**THE REQUEST**
Repeat every line of the data exactly, but not the pictures.

BEGIN GIVEN INFORMATION

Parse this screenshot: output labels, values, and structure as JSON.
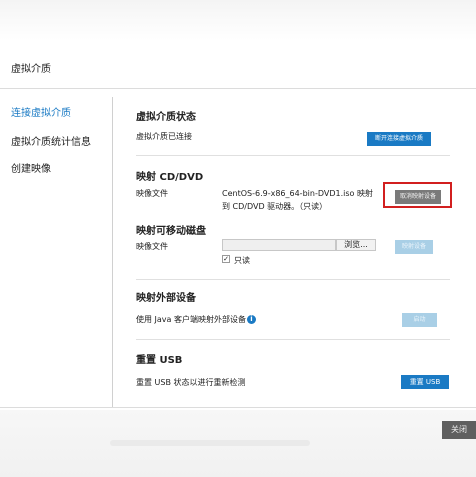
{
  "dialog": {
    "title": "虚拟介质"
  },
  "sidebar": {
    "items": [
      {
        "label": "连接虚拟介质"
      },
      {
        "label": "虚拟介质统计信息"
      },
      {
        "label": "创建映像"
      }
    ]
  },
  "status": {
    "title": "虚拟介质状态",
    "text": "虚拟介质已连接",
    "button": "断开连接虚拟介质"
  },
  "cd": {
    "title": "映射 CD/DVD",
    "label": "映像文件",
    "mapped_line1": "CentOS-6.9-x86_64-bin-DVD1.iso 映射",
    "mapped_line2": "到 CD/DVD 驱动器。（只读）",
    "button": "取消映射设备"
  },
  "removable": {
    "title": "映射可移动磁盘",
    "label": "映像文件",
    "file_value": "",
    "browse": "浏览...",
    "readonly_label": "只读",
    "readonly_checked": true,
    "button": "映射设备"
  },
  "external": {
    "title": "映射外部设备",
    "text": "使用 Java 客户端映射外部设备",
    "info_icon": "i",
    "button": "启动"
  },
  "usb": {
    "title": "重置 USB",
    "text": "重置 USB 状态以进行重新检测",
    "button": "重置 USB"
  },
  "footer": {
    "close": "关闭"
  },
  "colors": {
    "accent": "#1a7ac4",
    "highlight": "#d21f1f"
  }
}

END GIVEN INFORMATION

**TASK SOLUTION**
Parse this screenshot: output labels, values, and structure as JSON.
{
  "dialog": {
    "title": "虚拟介质"
  },
  "sidebar": {
    "items": [
      {
        "label": "连接虚拟介质"
      },
      {
        "label": "虚拟介质统计信息"
      },
      {
        "label": "创建映像"
      }
    ]
  },
  "status": {
    "title": "虚拟介质状态",
    "text": "虚拟介质已连接",
    "button": "断开连接虚拟介质"
  },
  "cd": {
    "title": "映射 CD/DVD",
    "label": "映像文件",
    "mapped_line1": "CentOS-6.9-x86_64-bin-DVD1.iso 映射",
    "mapped_line2": "到 CD/DVD 驱动器。（只读）",
    "button": "取消映射设备"
  },
  "removable": {
    "title": "映射可移动磁盘",
    "label": "映像文件",
    "file_value": "",
    "browse": "浏览...",
    "readonly_label": "只读",
    "readonly_checked": true,
    "button": "映射设备"
  },
  "external": {
    "title": "映射外部设备",
    "text": "使用 Java 客户端映射外部设备",
    "info_icon": "i",
    "button": "启动"
  },
  "usb": {
    "title": "重置 USB",
    "text": "重置 USB 状态以进行重新检测",
    "button": "重置 USB"
  },
  "footer": {
    "close": "关闭"
  },
  "colors": {
    "accent": "#1a7ac4",
    "highlight": "#d21f1f"
  }
}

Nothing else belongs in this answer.